*What this task involves*
Using the records that follow, reproduce exactly the lines starting at the line containing "Parse this screenshot: output" and ending at the line containing "Read all visible content and emit it as JSON.". Include both end lines and no pictures.

*Dataset rows*

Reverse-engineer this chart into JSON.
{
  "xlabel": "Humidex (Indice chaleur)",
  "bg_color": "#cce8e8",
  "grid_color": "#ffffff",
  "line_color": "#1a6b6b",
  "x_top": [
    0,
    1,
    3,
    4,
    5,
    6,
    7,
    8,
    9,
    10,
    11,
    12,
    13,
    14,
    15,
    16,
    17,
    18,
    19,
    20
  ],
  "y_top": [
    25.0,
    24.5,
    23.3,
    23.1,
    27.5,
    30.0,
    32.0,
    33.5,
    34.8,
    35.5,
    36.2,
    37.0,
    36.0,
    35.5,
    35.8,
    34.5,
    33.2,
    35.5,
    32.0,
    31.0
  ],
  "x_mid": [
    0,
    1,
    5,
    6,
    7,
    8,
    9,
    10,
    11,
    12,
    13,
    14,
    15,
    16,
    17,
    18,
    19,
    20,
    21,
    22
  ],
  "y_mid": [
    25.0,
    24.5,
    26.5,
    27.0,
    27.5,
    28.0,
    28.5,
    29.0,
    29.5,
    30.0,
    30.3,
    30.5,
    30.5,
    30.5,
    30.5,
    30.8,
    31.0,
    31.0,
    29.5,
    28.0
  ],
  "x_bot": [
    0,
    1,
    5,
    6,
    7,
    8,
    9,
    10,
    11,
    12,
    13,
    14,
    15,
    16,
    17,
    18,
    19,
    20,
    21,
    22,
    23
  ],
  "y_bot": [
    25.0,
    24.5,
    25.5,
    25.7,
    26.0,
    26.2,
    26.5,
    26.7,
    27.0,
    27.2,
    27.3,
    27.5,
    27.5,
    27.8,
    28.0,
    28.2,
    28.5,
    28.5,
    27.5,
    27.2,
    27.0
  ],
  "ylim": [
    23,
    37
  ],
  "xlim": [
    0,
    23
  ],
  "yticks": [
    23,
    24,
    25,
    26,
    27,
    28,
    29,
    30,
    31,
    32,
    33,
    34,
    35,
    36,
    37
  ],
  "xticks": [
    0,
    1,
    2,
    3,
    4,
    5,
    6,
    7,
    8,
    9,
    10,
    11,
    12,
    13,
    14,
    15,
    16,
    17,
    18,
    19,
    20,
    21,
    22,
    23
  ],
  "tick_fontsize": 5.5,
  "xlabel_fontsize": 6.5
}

...

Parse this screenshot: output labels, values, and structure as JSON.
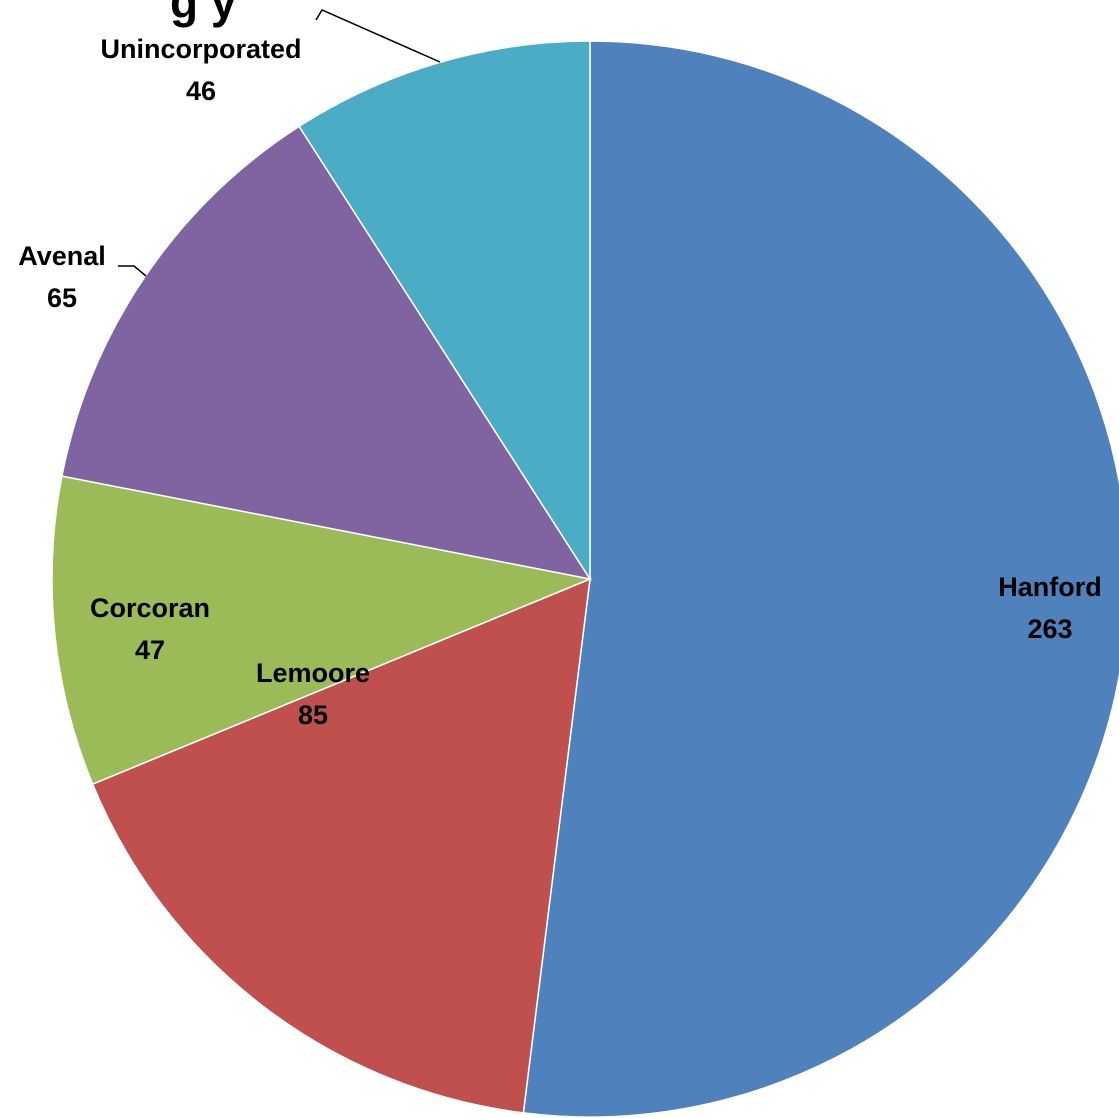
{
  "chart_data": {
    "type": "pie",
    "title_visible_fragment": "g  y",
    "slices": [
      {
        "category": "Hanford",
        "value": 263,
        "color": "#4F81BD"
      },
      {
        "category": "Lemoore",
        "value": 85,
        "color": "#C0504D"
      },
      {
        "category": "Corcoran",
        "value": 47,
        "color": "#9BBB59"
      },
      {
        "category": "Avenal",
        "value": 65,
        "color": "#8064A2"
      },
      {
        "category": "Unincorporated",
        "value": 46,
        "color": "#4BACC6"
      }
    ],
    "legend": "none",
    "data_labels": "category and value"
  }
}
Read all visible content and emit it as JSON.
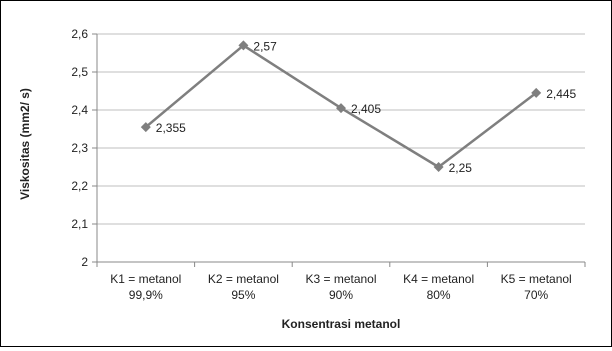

*Finished task*
Parse this screenshot: output labels, values, and structure as JSON.
{
  "chart_data": {
    "type": "pie",
    "title_visible_fragment": "g  y",
    "slices": [
      {
        "category": "Hanford",
        "value": 263,
        "color": "#4F81BD"
      },
      {
        "category": "Lemoore",
        "value": 85,
        "color": "#C0504D"
      },
      {
        "category": "Corcoran",
        "value": 47,
        "color": "#9BBB59"
      },
      {
        "category": "Avenal",
        "value": 65,
        "color": "#8064A2"
      },
      {
        "category": "Unincorporated",
        "value": 46,
        "color": "#4BACC6"
      }
    ],
    "legend": "none",
    "data_labels": "category and value"
  }
}
Read all visible content and emit it as JSON.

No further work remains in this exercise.